__EXCERPT__.
#####
[Math] Examples of non-cyclic group with a cyclic automorphism group

abstract-algebragroup-theory

In introduction to algebra we got the exercise:

Let $G$ be a group. Show that when $\operatorname{Aut}(G)$ is cyclic $G$ is abelian.

This doesn't make that much trouble. Denote the center (all commuting elements) with $Z$.
Then $G/Z$ is isomorphic to $\operatorname{Int}(G)$ where $\operatorname{Int}(G)$ denotes the subgroup of inner automorphisms. As every subgroup of a cyclic group is cyclic we have $G/Z$ is cyclic and hence $G$ is abelian (As a group which is cyclic of the center is abelian).

So the question is:

Is there a non cyclic group with a cyclic automorphism group?

We discussed the question already in chat and I found (thanks to google) a solution there, but I would enjoy other Examples.

Best Answer

Whenever $G$ is finite and its automorphismus is cyclic we can already conclude that $G$ is cyclic.

Because as we already saw $G$ is abelian and finite, we can use the fundamental theorem of finitely generated abelian groups and say that wlog $G=\mathbb{Z}/p^k\mathbb{Z} \times \mathbb{Z}/p^j \mathbb{Z}$. But the automorphismgroup isn't abelian and hence isn't cyclic.
#####
__RECORDS PROVIDED__.
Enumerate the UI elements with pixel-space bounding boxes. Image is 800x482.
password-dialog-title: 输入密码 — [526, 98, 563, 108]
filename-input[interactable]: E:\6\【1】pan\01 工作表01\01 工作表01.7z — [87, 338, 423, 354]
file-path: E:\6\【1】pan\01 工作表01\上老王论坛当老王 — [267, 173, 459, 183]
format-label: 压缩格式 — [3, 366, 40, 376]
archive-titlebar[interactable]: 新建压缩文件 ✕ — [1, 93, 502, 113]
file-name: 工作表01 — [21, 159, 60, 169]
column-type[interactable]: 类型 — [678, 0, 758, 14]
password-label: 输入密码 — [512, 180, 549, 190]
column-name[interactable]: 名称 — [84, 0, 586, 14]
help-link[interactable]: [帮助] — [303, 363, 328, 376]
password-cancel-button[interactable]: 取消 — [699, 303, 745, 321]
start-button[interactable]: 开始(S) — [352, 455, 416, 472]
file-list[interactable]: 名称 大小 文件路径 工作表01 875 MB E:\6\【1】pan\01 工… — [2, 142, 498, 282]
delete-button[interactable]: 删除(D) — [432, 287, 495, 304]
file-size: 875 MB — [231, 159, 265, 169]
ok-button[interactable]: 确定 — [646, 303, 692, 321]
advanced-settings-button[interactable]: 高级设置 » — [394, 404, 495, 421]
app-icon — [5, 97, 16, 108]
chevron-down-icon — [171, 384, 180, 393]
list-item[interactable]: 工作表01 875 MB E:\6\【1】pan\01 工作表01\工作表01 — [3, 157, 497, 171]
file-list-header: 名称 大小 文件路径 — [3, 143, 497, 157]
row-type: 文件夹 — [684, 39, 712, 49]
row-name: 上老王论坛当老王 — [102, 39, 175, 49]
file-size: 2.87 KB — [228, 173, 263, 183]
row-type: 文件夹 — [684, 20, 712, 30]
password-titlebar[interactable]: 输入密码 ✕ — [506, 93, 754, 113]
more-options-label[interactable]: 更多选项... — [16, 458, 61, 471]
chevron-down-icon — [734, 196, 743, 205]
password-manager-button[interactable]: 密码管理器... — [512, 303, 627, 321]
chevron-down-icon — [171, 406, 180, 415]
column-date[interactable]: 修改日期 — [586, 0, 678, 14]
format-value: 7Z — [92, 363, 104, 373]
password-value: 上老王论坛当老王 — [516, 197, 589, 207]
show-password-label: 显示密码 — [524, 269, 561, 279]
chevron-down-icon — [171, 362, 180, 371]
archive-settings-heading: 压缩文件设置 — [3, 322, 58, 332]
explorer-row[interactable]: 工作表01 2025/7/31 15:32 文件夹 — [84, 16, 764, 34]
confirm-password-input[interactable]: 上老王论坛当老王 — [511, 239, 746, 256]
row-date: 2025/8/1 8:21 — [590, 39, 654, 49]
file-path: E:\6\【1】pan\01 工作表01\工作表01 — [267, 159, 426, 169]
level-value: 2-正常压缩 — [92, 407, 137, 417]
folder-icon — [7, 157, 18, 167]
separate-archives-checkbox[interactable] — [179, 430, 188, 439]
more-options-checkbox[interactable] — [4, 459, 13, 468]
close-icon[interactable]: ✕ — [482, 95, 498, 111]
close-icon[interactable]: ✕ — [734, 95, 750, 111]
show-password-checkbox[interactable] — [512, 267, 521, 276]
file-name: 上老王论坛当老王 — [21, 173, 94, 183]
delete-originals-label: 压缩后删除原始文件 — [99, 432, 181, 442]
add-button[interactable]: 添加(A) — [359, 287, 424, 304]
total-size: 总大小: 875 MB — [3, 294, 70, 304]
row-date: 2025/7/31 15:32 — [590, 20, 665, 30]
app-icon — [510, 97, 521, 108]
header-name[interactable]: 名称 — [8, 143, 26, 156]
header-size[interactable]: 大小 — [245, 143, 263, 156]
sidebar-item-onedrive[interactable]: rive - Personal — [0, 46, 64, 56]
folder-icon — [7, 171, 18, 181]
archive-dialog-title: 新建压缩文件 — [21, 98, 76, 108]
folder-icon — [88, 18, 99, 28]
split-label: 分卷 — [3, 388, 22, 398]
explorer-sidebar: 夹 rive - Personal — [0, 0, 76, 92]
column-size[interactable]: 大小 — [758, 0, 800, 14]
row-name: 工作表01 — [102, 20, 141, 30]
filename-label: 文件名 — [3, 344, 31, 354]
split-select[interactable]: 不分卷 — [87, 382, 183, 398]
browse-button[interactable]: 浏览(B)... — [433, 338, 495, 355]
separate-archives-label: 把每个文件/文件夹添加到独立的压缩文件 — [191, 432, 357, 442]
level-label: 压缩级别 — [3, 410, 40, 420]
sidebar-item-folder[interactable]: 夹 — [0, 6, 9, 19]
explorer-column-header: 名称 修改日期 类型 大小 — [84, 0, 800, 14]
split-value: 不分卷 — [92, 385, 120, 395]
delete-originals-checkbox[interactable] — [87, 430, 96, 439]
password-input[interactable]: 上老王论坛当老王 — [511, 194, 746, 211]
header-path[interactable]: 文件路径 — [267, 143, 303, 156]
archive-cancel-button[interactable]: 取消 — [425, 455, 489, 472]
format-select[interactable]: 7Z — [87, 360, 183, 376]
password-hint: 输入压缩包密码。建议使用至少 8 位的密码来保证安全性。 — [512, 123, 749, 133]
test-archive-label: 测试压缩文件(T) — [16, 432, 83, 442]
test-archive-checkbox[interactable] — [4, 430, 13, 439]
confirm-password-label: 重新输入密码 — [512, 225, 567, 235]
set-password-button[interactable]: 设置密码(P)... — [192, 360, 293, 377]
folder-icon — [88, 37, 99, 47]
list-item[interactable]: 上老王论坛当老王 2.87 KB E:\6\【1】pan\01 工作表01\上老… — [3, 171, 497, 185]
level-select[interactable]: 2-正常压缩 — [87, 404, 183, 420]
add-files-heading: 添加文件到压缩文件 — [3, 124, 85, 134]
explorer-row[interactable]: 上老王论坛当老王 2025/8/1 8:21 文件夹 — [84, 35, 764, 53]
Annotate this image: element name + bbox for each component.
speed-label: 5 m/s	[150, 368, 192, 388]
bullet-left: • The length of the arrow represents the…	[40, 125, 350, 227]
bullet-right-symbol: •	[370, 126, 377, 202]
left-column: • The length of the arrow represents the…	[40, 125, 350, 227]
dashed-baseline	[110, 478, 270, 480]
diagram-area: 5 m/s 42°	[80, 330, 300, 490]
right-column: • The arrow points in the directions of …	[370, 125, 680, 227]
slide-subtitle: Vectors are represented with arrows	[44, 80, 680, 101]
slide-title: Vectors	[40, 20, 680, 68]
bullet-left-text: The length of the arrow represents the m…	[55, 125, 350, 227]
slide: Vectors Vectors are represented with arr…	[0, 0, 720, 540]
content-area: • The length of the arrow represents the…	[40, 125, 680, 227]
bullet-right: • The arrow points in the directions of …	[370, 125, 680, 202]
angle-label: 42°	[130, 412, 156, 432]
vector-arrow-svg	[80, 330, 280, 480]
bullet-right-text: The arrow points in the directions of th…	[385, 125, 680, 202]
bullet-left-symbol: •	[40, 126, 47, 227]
#####
__ASSIGNED TASK 1__.
From the group theory discussion, extract the passage from "This doesn't make" to "cyclic automorphism group?" and reproduce it word for word.
__ASSIGNED TASK 2__.
In the group theory discussion, what is $G/Z$ isomorphic to?
__ASSIGNED TASK 3__.
Continue the discussion of non-cyclic groups with cyclic automorphism groups from its last sentence.

__TASK ANSWER 1__.
This doesn't make that much trouble. Denote the center (all commuting elements) with $Z$.
Then $G/Z$ is isomorphic to $\operatorname{Int}(G)$ where $\operatorname{Int}(G)$ denotes the subgroup of inner automorphisms. As every subgroup of a cyclic group is cyclic we have $G/Z$ is cyclic and hence $G$ is abelian (As a group which is cyclic of the center is abelian).

So the question is:

Is there a non cyclic group with a cyclic automorphism group?

__TASK ANSWER 2__.
$G/Z$ is isomorphic to $\operatorname{Int}(G)$, the subgroup of inner automorphisms.

__TASK ANSWER 3__.
For non finite groups the implication isn't true.

The following is from this link and only slightly reworded.

Let $G$ be the subgroup of the additive group of rational numbers comprising those rational numbers that, when written in reduced form, have denominators that are square-free numbers, i.e., there is no prime number $p$ for which $p^2$ divides the denominator.

Then: The only non-identity automorphism of is the negation map, so the automorphism group is $\mathbb{Z}/2\mathbb{Z}$, and is hence cyclic.

The group $G$ is not a cyclic group. In fact, it is not even a finitely generated group because any finite subset of can only cover finitely many primes in their denominators. It is, however, a locally cyclic group: any finitely generated subgroup is cyclic.